**EXTRACTED ENTRIES**
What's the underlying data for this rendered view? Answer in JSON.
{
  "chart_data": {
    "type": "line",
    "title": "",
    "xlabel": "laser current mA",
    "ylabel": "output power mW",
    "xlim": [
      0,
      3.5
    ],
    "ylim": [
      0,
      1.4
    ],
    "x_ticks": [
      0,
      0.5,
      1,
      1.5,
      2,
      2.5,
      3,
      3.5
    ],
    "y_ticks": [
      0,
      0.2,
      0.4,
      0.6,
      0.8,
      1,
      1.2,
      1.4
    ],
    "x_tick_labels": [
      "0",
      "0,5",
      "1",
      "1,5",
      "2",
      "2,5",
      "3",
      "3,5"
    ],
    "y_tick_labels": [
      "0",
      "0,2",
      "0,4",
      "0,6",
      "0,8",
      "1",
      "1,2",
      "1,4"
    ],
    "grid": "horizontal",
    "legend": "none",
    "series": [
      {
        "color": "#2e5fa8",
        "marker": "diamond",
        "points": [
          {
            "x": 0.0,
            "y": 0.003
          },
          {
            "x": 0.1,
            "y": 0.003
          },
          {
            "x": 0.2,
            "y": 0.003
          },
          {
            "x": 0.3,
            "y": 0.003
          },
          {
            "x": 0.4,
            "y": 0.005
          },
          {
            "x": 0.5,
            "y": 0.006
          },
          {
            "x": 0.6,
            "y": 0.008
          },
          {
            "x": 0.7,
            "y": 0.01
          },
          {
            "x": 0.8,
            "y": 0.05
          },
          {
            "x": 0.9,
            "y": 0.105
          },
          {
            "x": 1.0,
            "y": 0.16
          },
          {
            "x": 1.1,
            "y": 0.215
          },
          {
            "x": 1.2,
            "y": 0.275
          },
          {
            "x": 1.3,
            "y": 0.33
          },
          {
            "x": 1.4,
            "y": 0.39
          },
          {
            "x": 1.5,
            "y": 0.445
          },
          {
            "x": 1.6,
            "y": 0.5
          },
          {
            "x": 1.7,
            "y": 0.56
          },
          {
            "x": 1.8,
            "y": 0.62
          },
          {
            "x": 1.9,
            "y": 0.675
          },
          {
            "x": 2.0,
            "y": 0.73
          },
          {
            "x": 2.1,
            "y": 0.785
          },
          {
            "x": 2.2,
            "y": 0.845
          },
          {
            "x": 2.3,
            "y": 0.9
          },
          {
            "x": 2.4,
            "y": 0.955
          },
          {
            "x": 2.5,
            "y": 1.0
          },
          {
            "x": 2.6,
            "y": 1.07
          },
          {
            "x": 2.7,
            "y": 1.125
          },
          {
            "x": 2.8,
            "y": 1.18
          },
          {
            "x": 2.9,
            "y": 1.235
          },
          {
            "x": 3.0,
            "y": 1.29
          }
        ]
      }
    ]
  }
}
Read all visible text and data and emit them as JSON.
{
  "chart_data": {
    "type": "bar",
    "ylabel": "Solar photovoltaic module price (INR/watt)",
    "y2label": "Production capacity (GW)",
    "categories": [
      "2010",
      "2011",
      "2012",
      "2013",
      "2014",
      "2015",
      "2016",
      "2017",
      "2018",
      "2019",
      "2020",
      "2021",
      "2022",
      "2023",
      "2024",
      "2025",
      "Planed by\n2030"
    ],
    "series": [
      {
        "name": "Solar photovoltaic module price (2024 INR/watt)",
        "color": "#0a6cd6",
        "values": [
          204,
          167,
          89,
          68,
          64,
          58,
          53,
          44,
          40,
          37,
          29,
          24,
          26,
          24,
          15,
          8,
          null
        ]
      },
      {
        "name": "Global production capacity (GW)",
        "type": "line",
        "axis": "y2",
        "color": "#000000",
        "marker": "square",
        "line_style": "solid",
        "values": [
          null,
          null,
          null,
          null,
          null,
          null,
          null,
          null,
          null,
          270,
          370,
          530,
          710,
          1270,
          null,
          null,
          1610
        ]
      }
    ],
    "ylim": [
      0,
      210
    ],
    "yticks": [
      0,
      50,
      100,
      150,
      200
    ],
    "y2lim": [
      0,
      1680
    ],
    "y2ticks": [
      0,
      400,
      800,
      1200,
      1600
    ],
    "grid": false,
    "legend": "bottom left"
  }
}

**WORK REQUIRED**
How many lines of these entries contain "ylabel"? Answer with the number and nothing else.

**WRITTEN RESPONSE**
2